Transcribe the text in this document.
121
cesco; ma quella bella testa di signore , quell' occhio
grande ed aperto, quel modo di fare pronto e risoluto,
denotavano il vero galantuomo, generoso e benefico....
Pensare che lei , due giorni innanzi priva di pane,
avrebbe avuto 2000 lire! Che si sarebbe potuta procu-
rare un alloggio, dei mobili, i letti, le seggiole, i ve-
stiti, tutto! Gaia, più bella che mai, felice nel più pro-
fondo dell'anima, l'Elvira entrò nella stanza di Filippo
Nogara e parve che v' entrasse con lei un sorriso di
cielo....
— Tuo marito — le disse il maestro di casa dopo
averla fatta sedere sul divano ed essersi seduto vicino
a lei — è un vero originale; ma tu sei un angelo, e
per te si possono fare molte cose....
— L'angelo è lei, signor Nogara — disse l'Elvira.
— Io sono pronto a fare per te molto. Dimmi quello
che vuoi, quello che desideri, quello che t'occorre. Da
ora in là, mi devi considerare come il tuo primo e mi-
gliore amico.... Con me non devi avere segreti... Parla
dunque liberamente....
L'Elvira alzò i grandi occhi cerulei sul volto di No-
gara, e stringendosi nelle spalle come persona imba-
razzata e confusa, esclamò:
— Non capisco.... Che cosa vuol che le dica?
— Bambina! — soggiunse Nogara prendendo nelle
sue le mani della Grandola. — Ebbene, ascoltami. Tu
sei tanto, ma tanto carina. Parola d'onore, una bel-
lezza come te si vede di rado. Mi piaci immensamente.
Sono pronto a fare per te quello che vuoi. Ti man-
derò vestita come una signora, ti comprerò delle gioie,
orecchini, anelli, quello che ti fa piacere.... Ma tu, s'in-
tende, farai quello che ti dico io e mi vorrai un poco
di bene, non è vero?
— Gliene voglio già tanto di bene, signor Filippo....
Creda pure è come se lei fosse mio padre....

·····

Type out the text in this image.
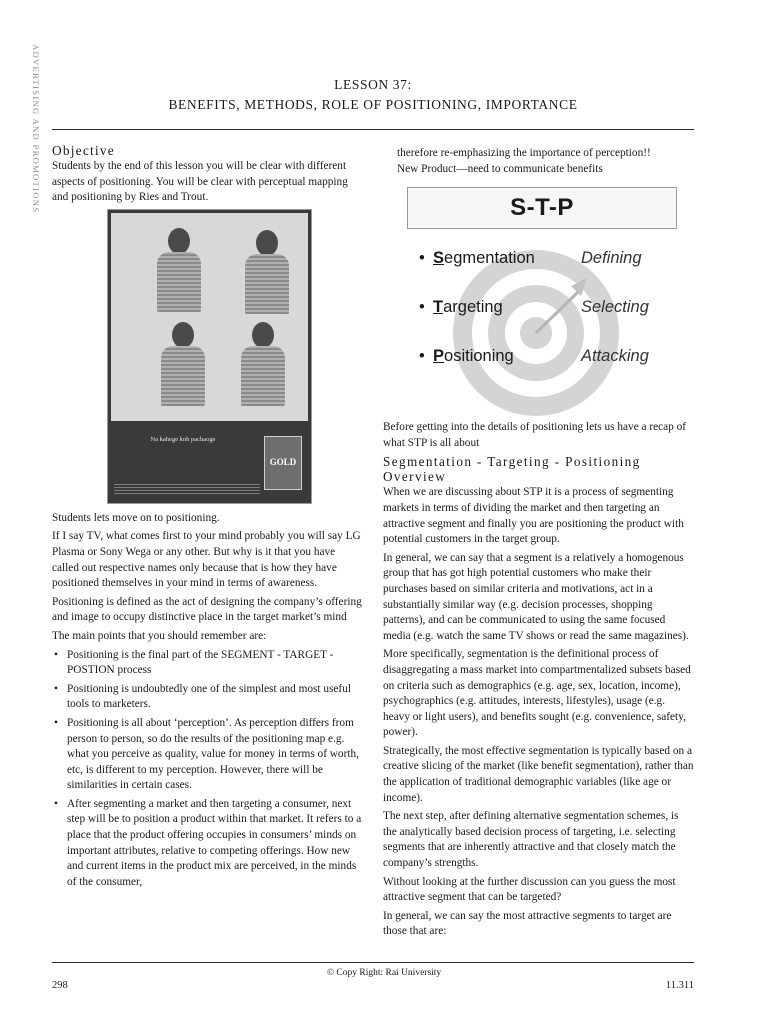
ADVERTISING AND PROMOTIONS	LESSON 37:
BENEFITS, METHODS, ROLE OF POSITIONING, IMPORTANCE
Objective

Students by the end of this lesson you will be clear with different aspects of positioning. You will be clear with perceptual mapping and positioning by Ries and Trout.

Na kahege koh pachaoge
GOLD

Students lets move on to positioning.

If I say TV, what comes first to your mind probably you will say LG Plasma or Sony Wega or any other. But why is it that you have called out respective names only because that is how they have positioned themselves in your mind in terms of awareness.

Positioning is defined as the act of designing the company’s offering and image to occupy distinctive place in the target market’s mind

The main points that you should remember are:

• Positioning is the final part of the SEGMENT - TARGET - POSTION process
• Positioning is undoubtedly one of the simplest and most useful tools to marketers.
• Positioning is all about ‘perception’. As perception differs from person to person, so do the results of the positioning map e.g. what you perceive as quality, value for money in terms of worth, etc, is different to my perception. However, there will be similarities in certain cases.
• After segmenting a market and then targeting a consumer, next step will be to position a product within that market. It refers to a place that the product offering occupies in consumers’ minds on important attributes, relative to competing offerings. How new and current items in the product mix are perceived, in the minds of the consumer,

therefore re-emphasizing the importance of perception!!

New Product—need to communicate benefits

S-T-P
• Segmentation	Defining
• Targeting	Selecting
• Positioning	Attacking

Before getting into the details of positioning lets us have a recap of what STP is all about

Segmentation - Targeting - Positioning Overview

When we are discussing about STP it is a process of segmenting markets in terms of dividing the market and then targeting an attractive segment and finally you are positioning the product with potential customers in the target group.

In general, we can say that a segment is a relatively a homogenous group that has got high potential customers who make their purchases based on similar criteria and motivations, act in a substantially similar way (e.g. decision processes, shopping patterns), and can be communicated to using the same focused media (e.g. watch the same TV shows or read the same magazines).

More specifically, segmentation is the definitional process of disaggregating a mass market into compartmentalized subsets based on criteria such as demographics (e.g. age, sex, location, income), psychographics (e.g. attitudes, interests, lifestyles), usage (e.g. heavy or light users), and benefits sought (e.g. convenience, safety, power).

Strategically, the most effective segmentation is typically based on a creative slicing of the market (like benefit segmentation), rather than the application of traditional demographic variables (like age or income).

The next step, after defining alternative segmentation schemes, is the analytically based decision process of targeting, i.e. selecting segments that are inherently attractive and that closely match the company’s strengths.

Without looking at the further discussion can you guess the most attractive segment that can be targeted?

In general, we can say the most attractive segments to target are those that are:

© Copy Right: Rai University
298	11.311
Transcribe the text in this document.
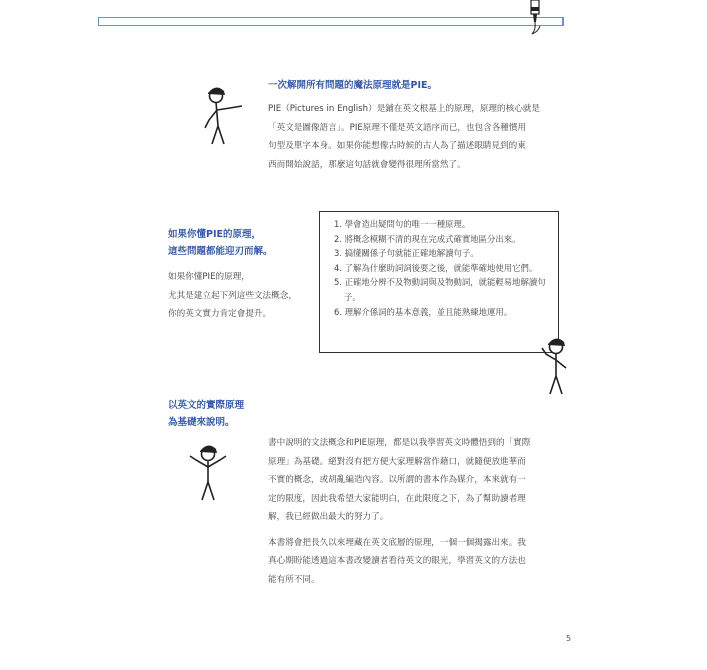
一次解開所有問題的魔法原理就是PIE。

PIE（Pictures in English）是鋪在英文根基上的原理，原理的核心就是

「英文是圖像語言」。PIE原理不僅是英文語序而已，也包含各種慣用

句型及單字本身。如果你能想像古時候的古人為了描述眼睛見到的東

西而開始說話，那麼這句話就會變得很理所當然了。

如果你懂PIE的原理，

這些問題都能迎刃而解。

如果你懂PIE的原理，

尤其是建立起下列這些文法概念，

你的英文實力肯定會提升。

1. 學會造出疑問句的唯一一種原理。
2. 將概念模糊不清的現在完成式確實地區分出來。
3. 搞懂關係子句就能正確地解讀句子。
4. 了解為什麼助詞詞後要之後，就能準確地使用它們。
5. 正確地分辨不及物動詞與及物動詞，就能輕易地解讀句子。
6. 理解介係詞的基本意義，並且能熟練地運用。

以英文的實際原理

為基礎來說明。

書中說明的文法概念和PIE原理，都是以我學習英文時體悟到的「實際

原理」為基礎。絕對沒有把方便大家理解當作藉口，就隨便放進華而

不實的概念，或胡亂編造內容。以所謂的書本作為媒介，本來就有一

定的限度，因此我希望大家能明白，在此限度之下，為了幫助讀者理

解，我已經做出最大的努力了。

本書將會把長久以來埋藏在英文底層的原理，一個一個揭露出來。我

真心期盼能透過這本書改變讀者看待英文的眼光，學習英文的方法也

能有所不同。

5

·····

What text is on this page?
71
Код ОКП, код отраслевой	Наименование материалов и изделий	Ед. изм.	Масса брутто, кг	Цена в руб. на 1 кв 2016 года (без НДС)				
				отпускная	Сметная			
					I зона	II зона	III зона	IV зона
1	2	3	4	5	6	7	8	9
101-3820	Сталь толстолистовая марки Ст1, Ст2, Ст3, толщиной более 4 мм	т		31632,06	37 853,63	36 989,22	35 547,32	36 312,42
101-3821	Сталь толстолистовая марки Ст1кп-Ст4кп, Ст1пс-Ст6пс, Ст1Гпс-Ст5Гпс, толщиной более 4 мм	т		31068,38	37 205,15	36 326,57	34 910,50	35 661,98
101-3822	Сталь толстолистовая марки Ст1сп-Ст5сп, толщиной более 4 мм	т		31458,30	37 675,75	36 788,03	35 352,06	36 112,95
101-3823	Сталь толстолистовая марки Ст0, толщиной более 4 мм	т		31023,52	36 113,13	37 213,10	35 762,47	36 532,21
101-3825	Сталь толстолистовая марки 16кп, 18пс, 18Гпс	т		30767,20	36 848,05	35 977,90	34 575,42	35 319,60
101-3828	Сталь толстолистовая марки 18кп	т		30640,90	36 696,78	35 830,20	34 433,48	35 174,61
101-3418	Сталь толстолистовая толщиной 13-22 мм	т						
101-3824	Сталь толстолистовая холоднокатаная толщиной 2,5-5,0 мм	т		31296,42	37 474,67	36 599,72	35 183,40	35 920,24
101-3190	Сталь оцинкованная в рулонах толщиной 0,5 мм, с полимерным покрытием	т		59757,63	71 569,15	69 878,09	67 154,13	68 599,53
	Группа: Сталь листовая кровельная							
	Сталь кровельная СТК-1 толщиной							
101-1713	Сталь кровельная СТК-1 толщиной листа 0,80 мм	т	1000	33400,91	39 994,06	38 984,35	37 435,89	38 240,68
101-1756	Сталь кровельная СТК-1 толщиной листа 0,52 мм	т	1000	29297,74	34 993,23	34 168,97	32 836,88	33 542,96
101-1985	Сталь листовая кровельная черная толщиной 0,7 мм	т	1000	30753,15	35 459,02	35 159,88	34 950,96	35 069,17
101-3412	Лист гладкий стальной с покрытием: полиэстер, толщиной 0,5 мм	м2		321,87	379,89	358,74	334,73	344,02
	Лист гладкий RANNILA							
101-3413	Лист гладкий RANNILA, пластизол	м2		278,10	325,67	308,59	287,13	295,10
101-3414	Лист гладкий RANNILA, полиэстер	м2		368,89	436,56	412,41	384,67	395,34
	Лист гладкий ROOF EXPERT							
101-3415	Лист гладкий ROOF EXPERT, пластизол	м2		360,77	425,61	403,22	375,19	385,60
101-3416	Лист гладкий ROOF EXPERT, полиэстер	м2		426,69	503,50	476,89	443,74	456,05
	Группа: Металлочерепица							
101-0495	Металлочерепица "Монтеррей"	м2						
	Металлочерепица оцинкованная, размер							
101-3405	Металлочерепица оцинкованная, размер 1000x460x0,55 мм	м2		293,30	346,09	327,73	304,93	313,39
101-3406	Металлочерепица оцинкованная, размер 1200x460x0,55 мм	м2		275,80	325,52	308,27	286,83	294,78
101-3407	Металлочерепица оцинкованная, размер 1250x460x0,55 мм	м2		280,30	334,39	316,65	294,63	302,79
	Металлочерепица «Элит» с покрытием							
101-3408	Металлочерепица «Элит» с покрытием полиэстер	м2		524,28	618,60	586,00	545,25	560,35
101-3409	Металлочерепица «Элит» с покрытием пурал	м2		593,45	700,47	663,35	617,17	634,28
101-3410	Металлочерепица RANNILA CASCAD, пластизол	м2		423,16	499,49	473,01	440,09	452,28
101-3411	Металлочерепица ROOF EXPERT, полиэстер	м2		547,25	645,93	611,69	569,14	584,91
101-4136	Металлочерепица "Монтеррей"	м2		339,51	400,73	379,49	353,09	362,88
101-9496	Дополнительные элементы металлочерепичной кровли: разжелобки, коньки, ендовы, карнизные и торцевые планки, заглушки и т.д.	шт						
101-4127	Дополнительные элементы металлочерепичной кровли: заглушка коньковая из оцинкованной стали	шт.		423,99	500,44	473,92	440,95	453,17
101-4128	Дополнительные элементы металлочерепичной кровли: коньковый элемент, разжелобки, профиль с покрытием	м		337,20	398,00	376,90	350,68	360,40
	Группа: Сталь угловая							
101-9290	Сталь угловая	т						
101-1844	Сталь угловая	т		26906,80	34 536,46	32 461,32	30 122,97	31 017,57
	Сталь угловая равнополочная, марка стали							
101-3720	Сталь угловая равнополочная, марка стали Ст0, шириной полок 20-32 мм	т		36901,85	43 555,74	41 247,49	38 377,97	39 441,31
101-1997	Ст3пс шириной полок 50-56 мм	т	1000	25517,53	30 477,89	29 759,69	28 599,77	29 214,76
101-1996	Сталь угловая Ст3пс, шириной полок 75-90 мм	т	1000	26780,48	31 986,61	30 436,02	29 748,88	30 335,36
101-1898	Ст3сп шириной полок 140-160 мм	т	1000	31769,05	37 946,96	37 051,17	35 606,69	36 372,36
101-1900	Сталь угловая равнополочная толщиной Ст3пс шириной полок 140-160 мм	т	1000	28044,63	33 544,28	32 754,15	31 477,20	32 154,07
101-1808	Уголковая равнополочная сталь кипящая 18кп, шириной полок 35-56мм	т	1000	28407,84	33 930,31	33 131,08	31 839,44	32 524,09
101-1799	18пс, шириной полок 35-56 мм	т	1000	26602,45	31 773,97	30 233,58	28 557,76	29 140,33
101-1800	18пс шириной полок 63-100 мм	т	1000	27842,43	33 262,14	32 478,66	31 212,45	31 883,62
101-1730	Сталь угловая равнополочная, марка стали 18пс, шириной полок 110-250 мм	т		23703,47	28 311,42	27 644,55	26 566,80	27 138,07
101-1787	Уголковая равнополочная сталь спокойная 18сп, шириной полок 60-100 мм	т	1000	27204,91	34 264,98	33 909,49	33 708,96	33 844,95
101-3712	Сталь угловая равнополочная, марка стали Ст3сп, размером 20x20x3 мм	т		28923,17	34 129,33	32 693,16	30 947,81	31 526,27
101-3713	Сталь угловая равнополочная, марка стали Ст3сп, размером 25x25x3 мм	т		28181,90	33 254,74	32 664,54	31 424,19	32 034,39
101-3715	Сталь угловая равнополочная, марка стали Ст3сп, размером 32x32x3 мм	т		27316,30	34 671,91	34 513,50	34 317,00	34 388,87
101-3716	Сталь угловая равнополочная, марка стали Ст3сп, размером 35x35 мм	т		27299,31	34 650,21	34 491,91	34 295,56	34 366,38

·····

:: WHAT IS EXPECTED ::
Identify the lines above with the word "полок". Copy them.

:: ANSWER TO THIS TASK ::
101-3720	Сталь угловая равнополочная, марка стали Ст0, шириной полок 20-32 мм	т		36901,85	43 555,74	41 247,49	38 377,97	39 441,31
101-1997	Ст3пс шириной полок 50-56 мм	т	1000	25517,53	30 477,89	29 759,69	28 599,77	29 214,76
101-1996	Сталь угловая Ст3пс, шириной полок 75-90 мм	т	1000	26780,48	31 986,61	30 436,02	29 748,88	30 335,36
101-1898	Ст3сп шириной полок 140-160 мм	т	1000	31769,05	37 946,96	37 051,17	35 606,69	36 372,36
101-1900	Сталь угловая равнополочная толщиной Ст3пс шириной полок 140-160 мм	т	1000	28044,63	33 544,28	32 754,15	31 477,20	32 154,07
101-1808	Уголковая равнополочная сталь кипящая 18кп, шириной полок 35-56мм	т	1000	28407,84	33 930,31	33 131,08	31 839,44	32 524,09
101-1799	18пс, шириной полок 35-56 мм	т	1000	26602,45	31 773,97	30 233,58	28 557,76	29 140,33
101-1800	18пс шириной полок 63-100 мм	т	1000	27842,43	33 262,14	32 478,66	31 212,45	31 883,62
101-1730	Сталь угловая равнополочная, марка стали 18пс, шириной полок 110-250 мм	т		23703,47	28 311,42	27 644,55	26 566,80	27 138,07
101-1787	Уголковая равнополочная сталь спокойная 18сп, шириной полок 60-100 мм	т	1000	27204,91	34 264,98	33 909,49	33 708,96	33 844,95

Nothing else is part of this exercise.